Dataset entries:
* * * * * * *

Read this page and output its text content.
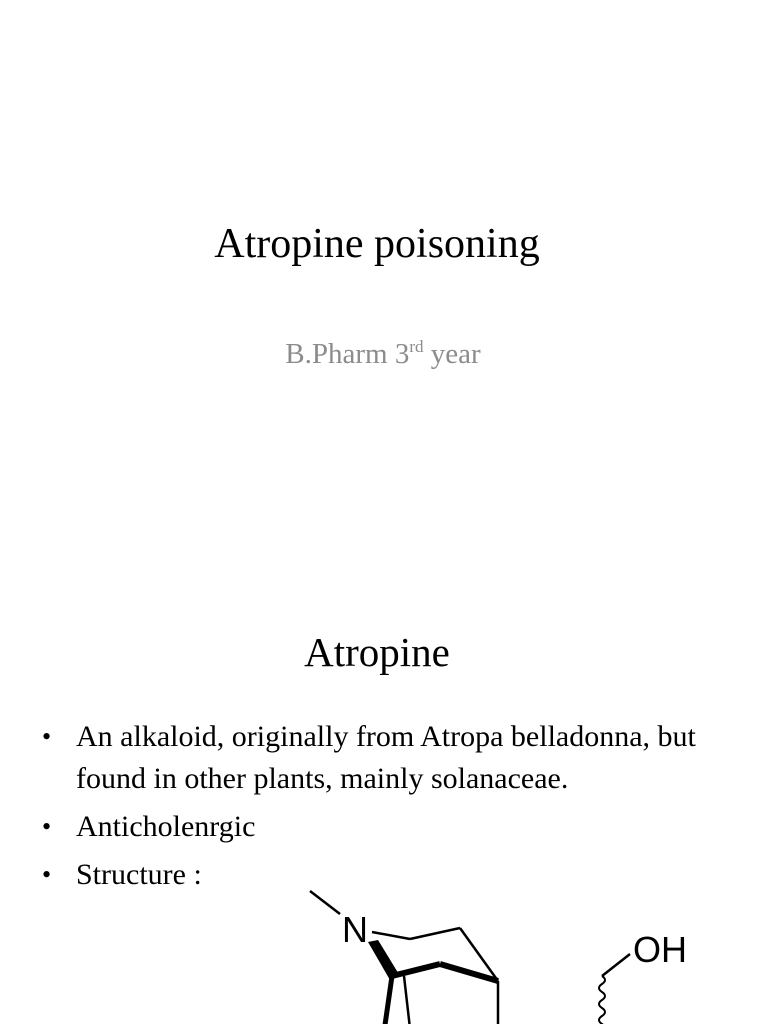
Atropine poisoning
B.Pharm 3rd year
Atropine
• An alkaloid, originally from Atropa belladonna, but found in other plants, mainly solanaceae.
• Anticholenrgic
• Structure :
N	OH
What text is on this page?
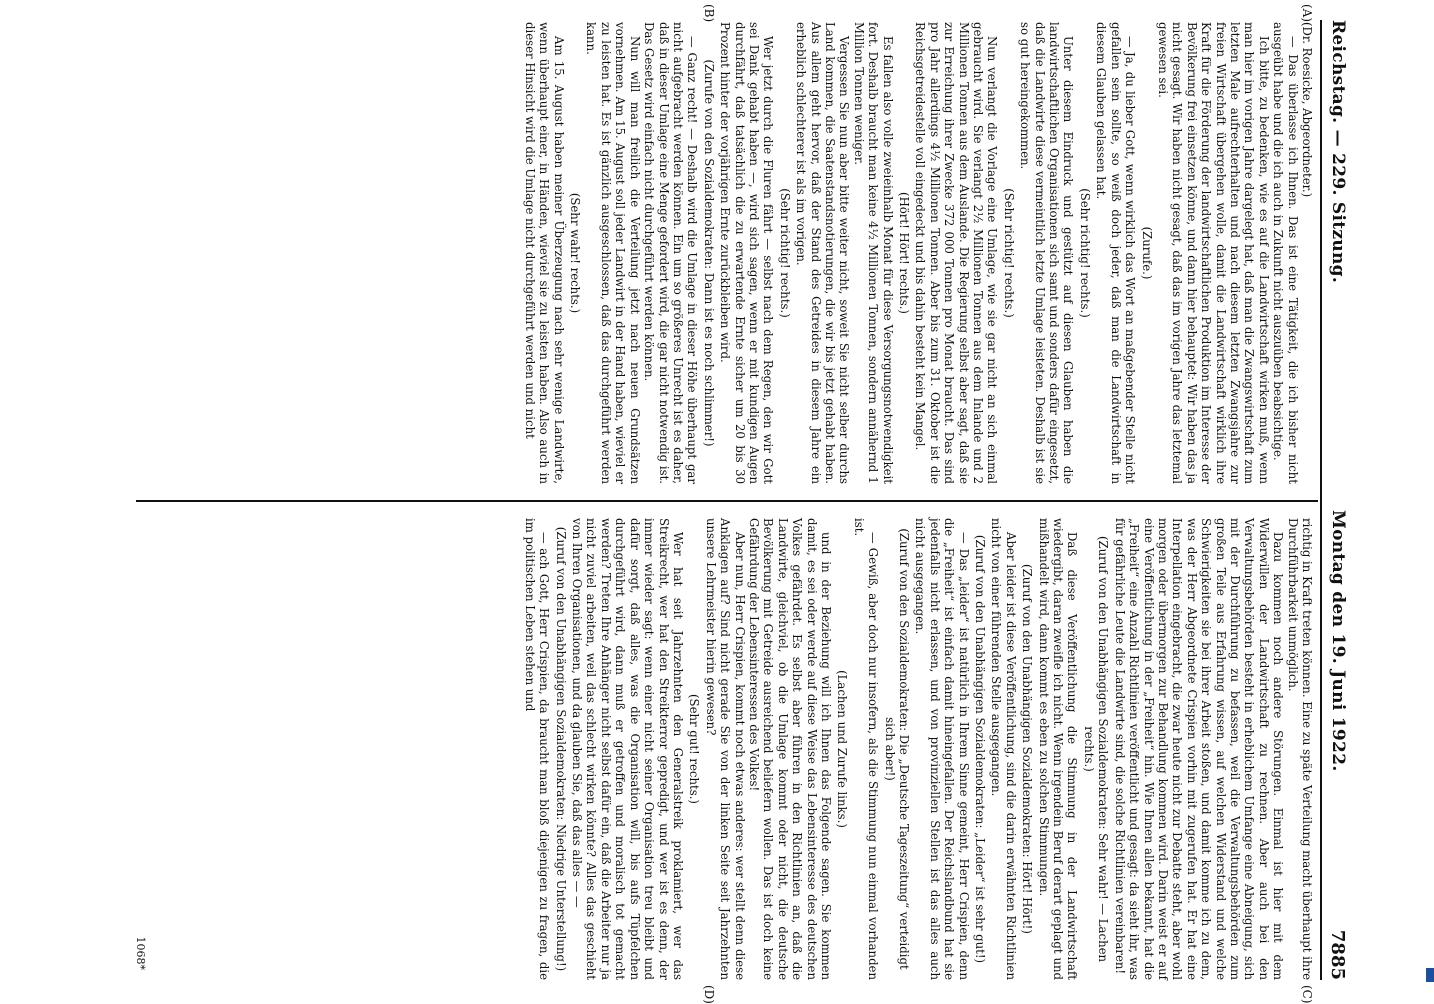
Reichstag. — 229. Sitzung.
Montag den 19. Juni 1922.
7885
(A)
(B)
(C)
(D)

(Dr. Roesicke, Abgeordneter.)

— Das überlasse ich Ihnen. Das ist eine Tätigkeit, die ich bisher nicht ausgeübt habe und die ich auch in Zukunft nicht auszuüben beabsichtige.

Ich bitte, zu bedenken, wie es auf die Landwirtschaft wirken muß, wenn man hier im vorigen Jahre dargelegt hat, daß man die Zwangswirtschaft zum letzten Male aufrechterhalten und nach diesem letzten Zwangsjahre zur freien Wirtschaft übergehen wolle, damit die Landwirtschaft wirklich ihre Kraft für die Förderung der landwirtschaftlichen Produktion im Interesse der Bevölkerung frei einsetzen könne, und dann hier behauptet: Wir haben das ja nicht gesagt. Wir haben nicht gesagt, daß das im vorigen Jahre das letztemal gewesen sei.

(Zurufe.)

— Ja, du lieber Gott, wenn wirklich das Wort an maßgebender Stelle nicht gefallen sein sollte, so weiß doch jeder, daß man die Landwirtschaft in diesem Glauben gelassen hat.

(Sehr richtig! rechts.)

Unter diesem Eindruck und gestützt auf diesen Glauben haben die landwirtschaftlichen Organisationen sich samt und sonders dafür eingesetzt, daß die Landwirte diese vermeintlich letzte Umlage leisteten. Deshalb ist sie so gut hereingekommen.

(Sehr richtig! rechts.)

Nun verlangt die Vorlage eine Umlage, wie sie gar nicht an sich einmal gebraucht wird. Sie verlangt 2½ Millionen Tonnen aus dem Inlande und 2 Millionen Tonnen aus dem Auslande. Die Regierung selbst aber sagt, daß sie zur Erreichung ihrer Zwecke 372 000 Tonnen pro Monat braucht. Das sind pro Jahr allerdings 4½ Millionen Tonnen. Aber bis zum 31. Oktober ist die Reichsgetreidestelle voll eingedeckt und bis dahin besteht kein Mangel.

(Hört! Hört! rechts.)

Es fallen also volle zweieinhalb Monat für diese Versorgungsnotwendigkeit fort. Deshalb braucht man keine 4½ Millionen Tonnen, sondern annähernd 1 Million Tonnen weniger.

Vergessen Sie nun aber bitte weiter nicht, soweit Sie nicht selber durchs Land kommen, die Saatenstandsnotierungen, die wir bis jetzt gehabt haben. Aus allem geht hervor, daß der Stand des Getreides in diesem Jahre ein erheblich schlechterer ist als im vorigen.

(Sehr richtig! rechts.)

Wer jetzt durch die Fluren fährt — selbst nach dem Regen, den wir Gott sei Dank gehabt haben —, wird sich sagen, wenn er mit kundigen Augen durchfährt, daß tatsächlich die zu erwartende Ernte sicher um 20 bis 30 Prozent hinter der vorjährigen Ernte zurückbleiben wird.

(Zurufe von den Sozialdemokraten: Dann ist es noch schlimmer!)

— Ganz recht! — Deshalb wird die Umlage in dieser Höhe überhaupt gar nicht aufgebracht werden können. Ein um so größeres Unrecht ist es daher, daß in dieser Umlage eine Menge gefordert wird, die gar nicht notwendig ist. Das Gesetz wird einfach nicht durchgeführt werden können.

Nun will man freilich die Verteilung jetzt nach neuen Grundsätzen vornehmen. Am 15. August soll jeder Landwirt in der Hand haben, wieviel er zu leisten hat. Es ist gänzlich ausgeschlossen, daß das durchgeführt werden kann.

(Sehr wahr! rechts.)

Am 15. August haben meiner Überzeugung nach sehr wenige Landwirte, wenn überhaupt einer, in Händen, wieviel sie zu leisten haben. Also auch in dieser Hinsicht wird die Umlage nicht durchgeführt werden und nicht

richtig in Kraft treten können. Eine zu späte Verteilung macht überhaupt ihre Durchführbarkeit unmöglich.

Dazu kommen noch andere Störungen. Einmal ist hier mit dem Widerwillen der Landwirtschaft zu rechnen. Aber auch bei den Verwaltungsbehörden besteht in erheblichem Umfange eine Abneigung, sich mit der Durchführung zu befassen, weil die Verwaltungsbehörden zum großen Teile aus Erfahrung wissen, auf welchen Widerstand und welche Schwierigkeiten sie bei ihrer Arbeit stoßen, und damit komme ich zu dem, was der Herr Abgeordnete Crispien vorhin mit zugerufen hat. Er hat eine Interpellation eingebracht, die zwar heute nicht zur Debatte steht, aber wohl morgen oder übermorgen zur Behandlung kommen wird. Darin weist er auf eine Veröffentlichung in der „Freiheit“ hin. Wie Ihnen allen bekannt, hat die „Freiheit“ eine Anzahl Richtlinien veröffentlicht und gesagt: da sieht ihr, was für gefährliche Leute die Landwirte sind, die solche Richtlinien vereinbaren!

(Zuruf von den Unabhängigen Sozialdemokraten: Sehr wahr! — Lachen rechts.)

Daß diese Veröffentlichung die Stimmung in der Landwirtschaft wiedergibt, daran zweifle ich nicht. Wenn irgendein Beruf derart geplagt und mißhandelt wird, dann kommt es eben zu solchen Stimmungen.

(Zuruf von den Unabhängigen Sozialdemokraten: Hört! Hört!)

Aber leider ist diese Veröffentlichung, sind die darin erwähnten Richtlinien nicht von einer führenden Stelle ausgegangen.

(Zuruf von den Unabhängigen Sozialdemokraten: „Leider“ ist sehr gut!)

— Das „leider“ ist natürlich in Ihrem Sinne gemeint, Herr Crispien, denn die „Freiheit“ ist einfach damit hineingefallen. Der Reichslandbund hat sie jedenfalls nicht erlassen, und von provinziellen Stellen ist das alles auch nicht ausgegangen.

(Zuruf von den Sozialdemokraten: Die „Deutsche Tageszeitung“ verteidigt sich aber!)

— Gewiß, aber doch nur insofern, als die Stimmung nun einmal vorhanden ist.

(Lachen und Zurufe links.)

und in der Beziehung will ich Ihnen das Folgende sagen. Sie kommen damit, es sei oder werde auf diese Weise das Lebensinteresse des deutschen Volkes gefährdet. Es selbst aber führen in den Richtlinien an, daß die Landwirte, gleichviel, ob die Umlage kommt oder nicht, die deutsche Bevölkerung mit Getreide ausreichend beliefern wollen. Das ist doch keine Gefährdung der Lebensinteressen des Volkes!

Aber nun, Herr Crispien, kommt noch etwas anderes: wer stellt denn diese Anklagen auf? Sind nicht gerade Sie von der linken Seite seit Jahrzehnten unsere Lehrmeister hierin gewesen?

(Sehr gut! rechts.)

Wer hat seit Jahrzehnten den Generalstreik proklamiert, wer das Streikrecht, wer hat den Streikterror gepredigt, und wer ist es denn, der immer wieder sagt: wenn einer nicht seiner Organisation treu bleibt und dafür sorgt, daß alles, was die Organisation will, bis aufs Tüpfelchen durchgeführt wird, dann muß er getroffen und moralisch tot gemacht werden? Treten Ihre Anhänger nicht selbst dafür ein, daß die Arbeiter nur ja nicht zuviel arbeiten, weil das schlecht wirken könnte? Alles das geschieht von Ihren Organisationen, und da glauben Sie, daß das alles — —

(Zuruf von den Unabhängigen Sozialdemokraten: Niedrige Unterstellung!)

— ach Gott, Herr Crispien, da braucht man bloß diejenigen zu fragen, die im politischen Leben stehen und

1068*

* * * * * * *

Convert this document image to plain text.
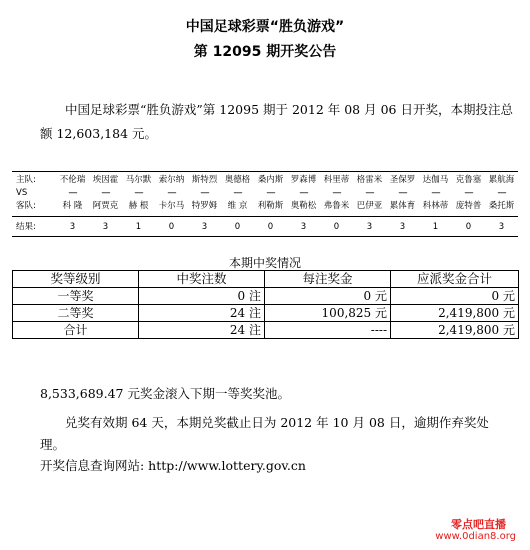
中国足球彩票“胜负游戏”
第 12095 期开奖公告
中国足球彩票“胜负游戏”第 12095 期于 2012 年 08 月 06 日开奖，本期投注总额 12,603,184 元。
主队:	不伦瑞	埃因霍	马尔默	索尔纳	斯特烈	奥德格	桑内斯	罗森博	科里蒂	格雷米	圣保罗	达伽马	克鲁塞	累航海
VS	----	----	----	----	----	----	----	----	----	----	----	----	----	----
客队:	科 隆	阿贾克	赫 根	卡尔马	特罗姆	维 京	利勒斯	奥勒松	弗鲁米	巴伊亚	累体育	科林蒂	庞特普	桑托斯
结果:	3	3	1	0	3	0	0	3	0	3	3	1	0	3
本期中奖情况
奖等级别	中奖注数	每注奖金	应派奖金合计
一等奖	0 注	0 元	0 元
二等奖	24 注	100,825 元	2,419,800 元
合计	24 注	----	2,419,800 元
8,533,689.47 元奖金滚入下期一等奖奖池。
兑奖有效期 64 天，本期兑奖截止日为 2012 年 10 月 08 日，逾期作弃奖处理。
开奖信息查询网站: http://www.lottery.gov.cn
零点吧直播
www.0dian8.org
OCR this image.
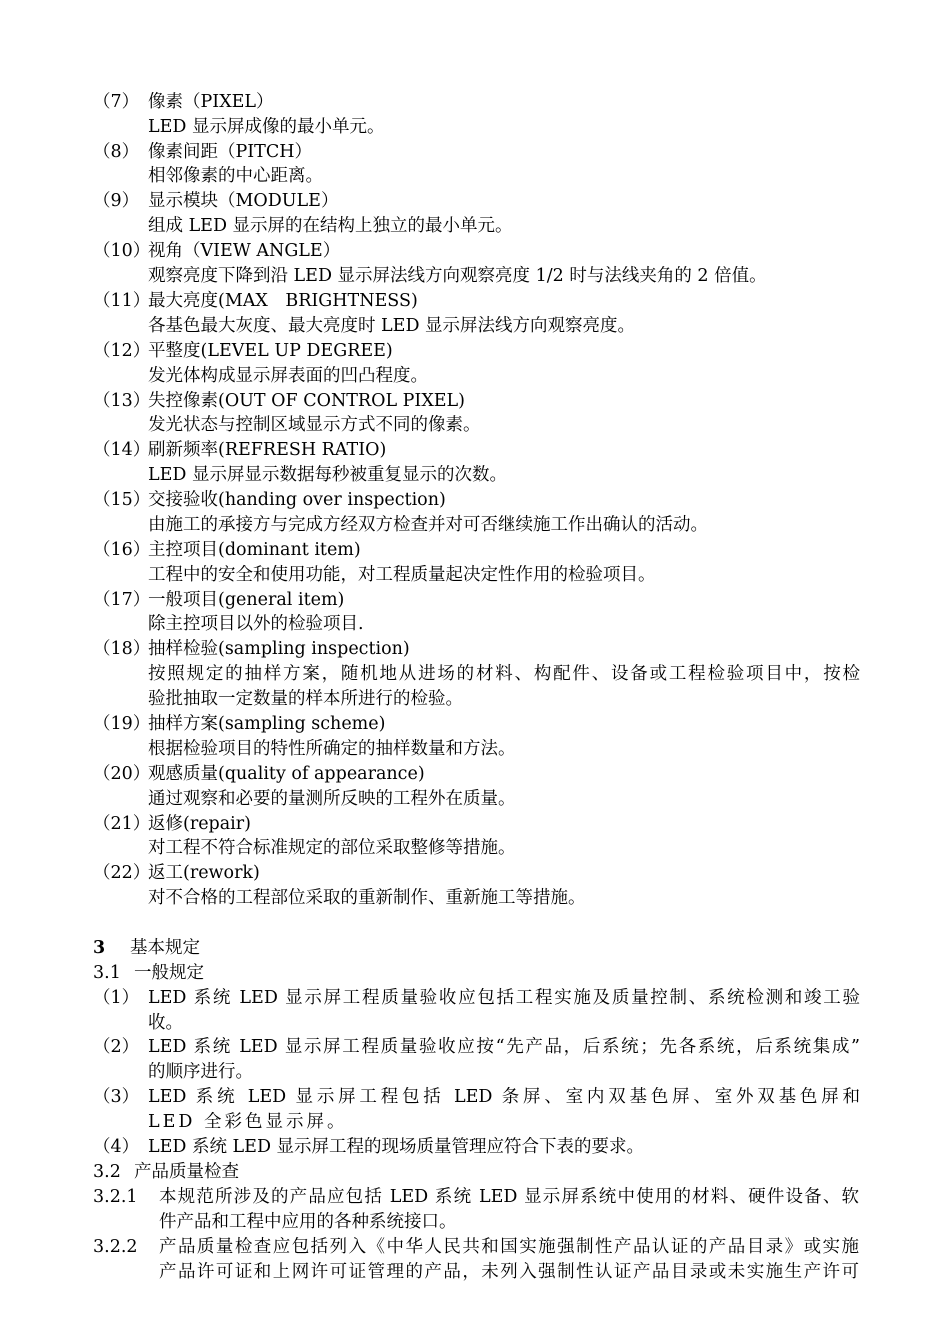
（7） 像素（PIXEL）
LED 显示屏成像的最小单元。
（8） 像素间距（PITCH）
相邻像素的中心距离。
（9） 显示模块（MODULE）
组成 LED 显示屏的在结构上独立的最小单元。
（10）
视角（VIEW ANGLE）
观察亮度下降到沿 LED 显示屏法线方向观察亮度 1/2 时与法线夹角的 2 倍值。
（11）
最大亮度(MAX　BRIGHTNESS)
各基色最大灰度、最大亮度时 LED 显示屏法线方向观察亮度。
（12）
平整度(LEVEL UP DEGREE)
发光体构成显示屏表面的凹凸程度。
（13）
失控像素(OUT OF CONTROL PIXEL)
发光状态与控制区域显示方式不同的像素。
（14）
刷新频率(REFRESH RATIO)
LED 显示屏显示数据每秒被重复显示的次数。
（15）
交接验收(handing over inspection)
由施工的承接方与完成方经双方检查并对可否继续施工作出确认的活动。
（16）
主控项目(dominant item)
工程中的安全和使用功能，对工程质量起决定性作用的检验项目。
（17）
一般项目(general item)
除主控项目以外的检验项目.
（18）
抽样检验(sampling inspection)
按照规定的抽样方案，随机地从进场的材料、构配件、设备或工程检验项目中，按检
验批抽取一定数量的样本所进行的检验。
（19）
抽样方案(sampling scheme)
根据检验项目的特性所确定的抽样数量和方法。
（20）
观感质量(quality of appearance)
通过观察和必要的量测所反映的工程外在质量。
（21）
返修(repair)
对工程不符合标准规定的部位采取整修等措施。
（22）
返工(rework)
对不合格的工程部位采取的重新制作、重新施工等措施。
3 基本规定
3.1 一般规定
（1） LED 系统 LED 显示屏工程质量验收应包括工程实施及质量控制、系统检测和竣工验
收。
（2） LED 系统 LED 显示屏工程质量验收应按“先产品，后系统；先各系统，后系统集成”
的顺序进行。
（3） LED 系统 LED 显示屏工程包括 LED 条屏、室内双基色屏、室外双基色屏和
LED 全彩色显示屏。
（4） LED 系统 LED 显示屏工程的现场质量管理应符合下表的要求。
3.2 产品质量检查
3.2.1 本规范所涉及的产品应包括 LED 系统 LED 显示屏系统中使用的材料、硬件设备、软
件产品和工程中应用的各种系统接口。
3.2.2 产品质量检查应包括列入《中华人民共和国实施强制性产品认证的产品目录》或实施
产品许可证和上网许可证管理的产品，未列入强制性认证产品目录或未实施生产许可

* * * * * * *

- Description of the task
Using the listing above, locate the lines that hold "image" and copy each one.

- Completed exercise
Convert this document image to plain text.
OCR this image.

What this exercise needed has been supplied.